--- BEGIN Provided information ---

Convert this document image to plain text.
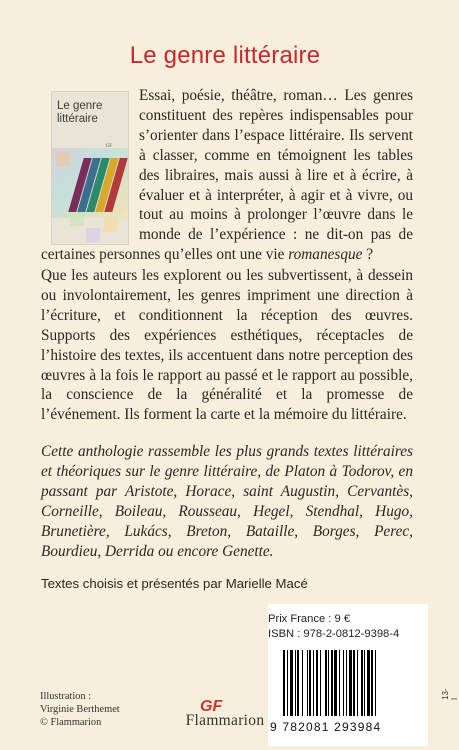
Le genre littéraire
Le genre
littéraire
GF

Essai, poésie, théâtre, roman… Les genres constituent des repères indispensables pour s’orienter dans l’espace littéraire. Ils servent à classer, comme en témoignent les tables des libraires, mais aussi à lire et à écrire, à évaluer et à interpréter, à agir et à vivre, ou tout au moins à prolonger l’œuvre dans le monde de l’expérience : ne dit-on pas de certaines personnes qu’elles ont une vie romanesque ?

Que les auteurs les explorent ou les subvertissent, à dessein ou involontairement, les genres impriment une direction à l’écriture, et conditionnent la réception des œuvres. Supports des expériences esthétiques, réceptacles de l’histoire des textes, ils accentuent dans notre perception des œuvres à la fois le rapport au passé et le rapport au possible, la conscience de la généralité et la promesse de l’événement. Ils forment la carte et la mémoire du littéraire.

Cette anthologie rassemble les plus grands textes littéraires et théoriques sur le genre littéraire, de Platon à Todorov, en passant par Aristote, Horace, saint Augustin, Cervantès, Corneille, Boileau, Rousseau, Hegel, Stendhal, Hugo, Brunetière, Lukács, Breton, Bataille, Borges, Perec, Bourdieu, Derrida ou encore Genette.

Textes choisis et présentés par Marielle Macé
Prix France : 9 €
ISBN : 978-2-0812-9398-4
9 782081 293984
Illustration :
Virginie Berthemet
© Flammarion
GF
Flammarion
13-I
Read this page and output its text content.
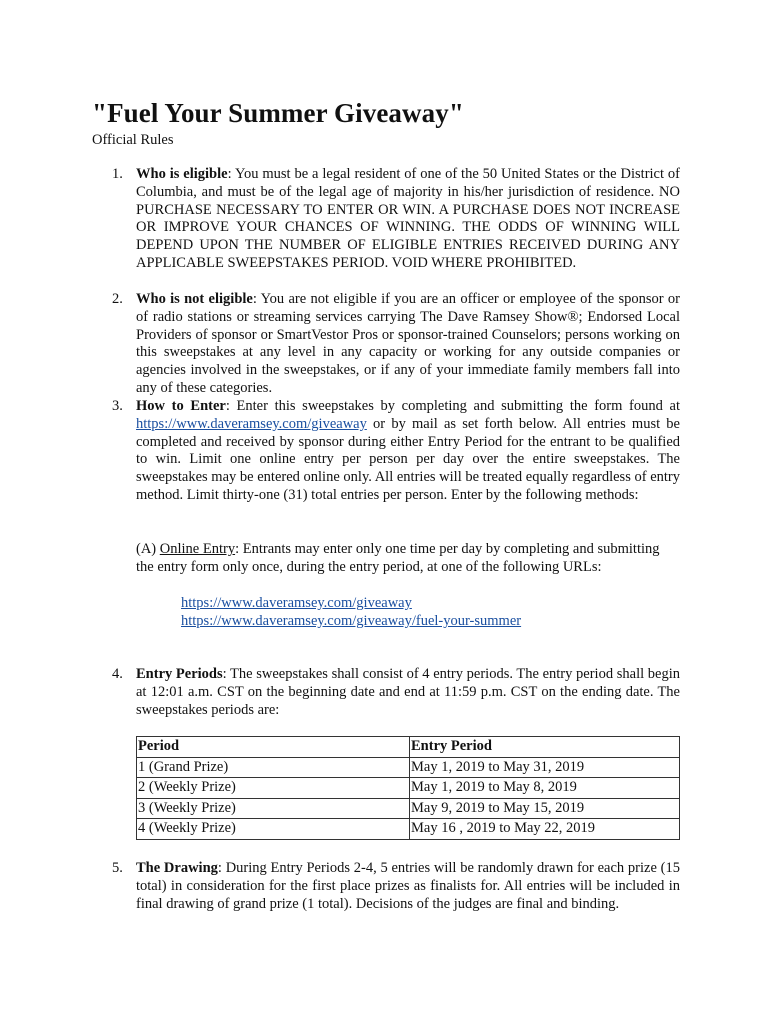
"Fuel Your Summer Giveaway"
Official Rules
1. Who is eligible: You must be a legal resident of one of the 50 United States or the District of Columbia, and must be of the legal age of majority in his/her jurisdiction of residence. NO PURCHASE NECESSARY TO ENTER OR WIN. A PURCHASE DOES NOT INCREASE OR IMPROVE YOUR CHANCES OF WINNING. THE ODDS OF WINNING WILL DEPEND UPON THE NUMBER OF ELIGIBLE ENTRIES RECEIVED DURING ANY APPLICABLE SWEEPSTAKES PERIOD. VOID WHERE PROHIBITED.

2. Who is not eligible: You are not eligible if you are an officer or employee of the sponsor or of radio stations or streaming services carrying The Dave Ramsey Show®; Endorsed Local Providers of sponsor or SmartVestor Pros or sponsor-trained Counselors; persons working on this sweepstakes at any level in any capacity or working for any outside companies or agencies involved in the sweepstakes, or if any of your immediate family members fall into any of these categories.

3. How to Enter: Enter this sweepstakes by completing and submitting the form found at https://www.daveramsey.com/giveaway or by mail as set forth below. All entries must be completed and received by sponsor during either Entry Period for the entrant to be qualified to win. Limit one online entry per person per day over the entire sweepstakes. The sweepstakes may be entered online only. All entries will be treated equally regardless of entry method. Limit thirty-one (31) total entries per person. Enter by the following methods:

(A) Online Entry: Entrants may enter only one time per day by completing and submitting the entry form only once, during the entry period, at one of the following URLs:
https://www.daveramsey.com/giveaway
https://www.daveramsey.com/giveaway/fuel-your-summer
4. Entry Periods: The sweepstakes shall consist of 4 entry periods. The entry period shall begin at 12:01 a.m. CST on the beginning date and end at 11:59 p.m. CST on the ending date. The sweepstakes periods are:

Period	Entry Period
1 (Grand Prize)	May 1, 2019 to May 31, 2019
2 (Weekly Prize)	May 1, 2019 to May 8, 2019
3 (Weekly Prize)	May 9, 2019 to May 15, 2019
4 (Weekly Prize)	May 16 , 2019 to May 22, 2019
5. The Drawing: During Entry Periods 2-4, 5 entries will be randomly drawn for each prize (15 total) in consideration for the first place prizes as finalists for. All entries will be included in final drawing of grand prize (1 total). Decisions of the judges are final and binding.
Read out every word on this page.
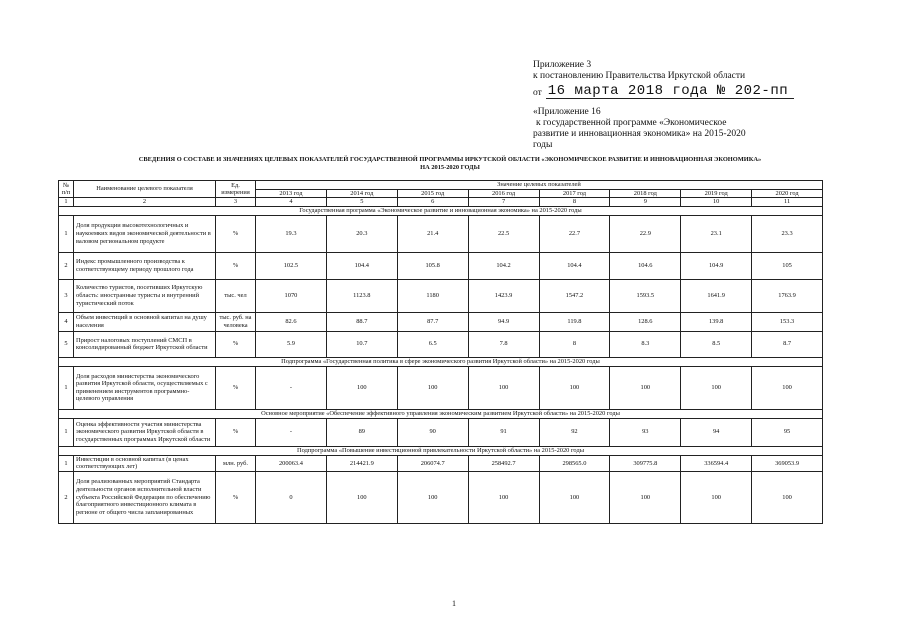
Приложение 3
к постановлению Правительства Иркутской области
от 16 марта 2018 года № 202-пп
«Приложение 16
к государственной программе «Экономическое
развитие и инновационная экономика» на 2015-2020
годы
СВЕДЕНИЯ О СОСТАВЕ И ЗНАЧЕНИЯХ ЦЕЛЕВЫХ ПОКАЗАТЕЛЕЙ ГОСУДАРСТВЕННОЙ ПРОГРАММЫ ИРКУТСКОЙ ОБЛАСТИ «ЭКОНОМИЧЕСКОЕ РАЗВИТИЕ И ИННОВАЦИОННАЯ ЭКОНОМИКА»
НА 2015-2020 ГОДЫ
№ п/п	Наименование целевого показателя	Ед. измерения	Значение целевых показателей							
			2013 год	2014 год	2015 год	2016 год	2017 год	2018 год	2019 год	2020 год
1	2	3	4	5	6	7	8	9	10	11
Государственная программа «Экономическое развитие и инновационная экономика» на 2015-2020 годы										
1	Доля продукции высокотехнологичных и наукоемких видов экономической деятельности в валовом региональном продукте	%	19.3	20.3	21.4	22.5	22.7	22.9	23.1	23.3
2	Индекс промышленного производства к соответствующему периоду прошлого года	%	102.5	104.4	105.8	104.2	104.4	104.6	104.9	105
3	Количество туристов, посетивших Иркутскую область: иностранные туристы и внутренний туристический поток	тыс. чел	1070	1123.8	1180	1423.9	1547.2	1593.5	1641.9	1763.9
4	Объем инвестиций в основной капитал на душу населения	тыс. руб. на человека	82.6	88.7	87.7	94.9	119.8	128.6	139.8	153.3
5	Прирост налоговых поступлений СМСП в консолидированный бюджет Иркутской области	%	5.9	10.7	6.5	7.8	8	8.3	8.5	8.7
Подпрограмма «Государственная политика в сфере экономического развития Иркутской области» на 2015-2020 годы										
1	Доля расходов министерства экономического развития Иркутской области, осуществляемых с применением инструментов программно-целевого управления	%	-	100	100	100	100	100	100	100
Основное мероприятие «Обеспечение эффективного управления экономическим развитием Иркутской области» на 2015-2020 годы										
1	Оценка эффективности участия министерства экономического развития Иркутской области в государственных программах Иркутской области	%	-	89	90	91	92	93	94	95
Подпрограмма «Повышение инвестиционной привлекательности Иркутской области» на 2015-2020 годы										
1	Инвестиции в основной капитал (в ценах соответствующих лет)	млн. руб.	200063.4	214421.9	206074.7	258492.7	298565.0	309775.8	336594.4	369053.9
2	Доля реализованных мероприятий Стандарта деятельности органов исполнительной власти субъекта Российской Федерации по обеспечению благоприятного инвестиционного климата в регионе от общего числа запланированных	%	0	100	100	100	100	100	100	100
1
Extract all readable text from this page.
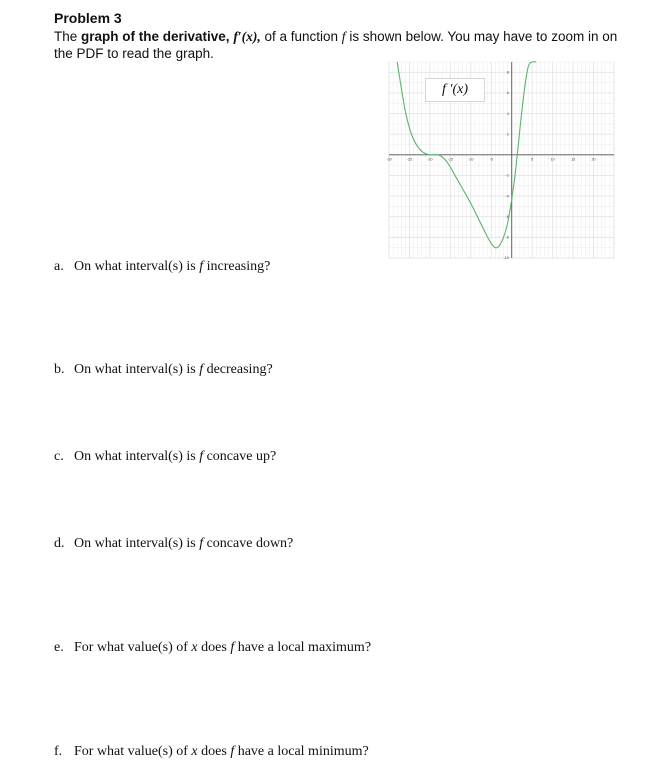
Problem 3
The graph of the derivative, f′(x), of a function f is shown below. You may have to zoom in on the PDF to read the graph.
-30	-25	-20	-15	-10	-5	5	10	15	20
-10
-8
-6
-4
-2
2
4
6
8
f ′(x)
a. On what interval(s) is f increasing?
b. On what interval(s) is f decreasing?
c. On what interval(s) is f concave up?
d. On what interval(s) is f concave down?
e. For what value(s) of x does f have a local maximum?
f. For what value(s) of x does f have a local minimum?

--- END Provided information ---

(What to work on):
Your task is to repeat the data above exactly while excluding the pictures.

(Exercise answer):
Convert this document image to plain text.
Le genre littéraire
Le genre
littéraire
GF

Essai, poésie, théâtre, roman… Les genres constituent des repères indispensables pour s’orienter dans l’espace littéraire. Ils servent à classer, comme en témoignent les tables des libraires, mais aussi à lire et à écrire, à évaluer et à interpréter, à agir et à vivre, ou tout au moins à prolonger l’œuvre dans le monde de l’expérience : ne dit-on pas de certaines personnes qu’elles ont une vie romanesque ?

Que les auteurs les explorent ou les subvertissent, à dessein ou involontairement, les genres impriment une direction à l’écriture, et conditionnent la réception des œuvres. Supports des expériences esthétiques, réceptacles de l’histoire des textes, ils accentuent dans notre perception des œuvres à la fois le rapport au passé et le rapport au possible, la conscience de la généralité et la promesse de l’événement. Ils forment la carte et la mémoire du littéraire.

Cette anthologie rassemble les plus grands textes littéraires et théoriques sur le genre littéraire, de Platon à Todorov, en passant par Aristote, Horace, saint Augustin, Cervantès, Corneille, Boileau, Rousseau, Hegel, Stendhal, Hugo, Brunetière, Lukács, Breton, Bataille, Borges, Perec, Bourdieu, Derrida ou encore Genette.

Textes choisis et présentés par Marielle Macé
Prix France : 9 €
ISBN : 978-2-0812-9398-4
9 782081 293984
Illustration :
Virginie Berthemet
© Flammarion
GF
Flammarion
13-I
Read this page and output its text content.
"Fuel Your Summer Giveaway"
Official Rules
1. Who is eligible: You must be a legal resident of one of the 50 United States or the District of Columbia, and must be of the legal age of majority in his/her jurisdiction of residence. NO PURCHASE NECESSARY TO ENTER OR WIN. A PURCHASE DOES NOT INCREASE OR IMPROVE YOUR CHANCES OF WINNING. THE ODDS OF WINNING WILL DEPEND UPON THE NUMBER OF ELIGIBLE ENTRIES RECEIVED DURING ANY APPLICABLE SWEEPSTAKES PERIOD. VOID WHERE PROHIBITED.

2. Who is not eligible: You are not eligible if you are an officer or employee of the sponsor or of radio stations or streaming services carrying The Dave Ramsey Show®; Endorsed Local Providers of sponsor or SmartVestor Pros or sponsor-trained Counselors; persons working on this sweepstakes at any level in any capacity or working for any outside companies or agencies involved in the sweepstakes, or if any of your immediate family members fall into any of these categories.

3. How to Enter: Enter this sweepstakes by completing and submitting the form found at https://www.daveramsey.com/giveaway or by mail as set forth below. All entries must be completed and received by sponsor during either Entry Period for the entrant to be qualified to win. Limit one online entry per person per day over the entire sweepstakes. The sweepstakes may be entered online only. All entries will be treated equally regardless of entry method. Limit thirty-one (31) total entries per person. Enter by the following methods:

(A) Online Entry: Entrants may enter only one time per day by completing and submitting the entry form only once, during the entry period, at one of the following URLs:
https://www.daveramsey.com/giveaway
https://www.daveramsey.com/giveaway/fuel-your-summer
4. Entry Periods: The sweepstakes shall consist of 4 entry periods. The entry period shall begin at 12:01 a.m. CST on the beginning date and end at 11:59 p.m. CST on the ending date. The sweepstakes periods are:

Period	Entry Period
1 (Grand Prize)	May 1, 2019 to May 31, 2019
2 (Weekly Prize)	May 1, 2019 to May 8, 2019
3 (Weekly Prize)	May 9, 2019 to May 15, 2019
4 (Weekly Prize)	May 16 , 2019 to May 22, 2019
5. The Drawing: During Entry Periods 2-4, 5 entries will be randomly drawn for each prize (15 total) in consideration for the first place prizes as finalists for. All entries will be included in final drawing of grand prize (1 total). Decisions of the judges are final and binding.
Read out every word on this page.
Приложение 3
к постановлению Правительства Иркутской области
от 16 марта 2018 года № 202-пп
«Приложение 16
к государственной программе «Экономическое
развитие и инновационная экономика» на 2015-2020
годы
СВЕДЕНИЯ О СОСТАВЕ И ЗНАЧЕНИЯХ ЦЕЛЕВЫХ ПОКАЗАТЕЛЕЙ ГОСУДАРСТВЕННОЙ ПРОГРАММЫ ИРКУТСКОЙ ОБЛАСТИ «ЭКОНОМИЧЕСКОЕ РАЗВИТИЕ И ИННОВАЦИОННАЯ ЭКОНОМИКА»
НА 2015-2020 ГОДЫ
№ п/п	Наименование целевого показателя	Ед. измерения	Значение целевых показателей							
			2013 год	2014 год	2015 год	2016 год	2017 год	2018 год	2019 год	2020 год
1	2	3	4	5	6	7	8	9	10	11
Государственная программа «Экономическое развитие и инновационная экономика» на 2015-2020 годы										
1	Доля продукции высокотехнологичных и наукоемких видов экономической деятельности в валовом региональном продукте	%	19.3	20.3	21.4	22.5	22.7	22.9	23.1	23.3
2	Индекс промышленного производства к соответствующему периоду прошлого года	%	102.5	104.4	105.8	104.2	104.4	104.6	104.9	105
3	Количество туристов, посетивших Иркутскую область: иностранные туристы и внутренний туристический поток	тыс. чел	1070	1123.8	1180	1423.9	1547.2	1593.5	1641.9	1763.9
4	Объем инвестиций в основной капитал на душу населения	тыс. руб. на человека	82.6	88.7	87.7	94.9	119.8	128.6	139.8	153.3
5	Прирост налоговых поступлений СМСП в консолидированный бюджет Иркутской области	%	5.9	10.7	6.5	7.8	8	8.3	8.5	8.7
Подпрограмма «Государственная политика в сфере экономического развития Иркутской области» на 2015-2020 годы										
1	Доля расходов министерства экономического развития Иркутской области, осуществляемых с применением инструментов программно-целевого управления	%	-	100	100	100	100	100	100	100
Основное мероприятие «Обеспечение эффективного управления экономическим развитием Иркутской области» на 2015-2020 годы										
1	Оценка эффективности участия министерства экономического развития Иркутской области в государственных программах Иркутской области	%	-	89	90	91	92	93	94	95
Подпрограмма «Повышение инвестиционной привлекательности Иркутской области» на 2015-2020 годы										
1	Инвестиции в основной капитал (в ценах соответствующих лет)	млн. руб.	200063.4	214421.9	206074.7	258492.7	298565.0	309775.8	336594.4	369053.9
2	Доля реализованных мероприятий Стандарта деятельности органов исполнительной власти субъекта Российской Федерации по обеспечению благоприятного инвестиционного климата в регионе от общего числа запланированных	%	0	100	100	100	100	100	100	100
1
Extract all readable text from this page.
Problem 3
The graph of the derivative, f′(x), of a function f is shown below. You may have to zoom in on the PDF to read the graph.
-30	-25	-20	-15	-10	-5	5	10	15	20
-10
-8
-6
-4
-2
2
4
6
8
f ′(x)
a. On what interval(s) is f increasing?
b. On what interval(s) is f decreasing?
c. On what interval(s) is f concave up?
d. On what interval(s) is f concave down?
e. For what value(s) of x does f have a local maximum?
f. For what value(s) of x does f have a local minimum?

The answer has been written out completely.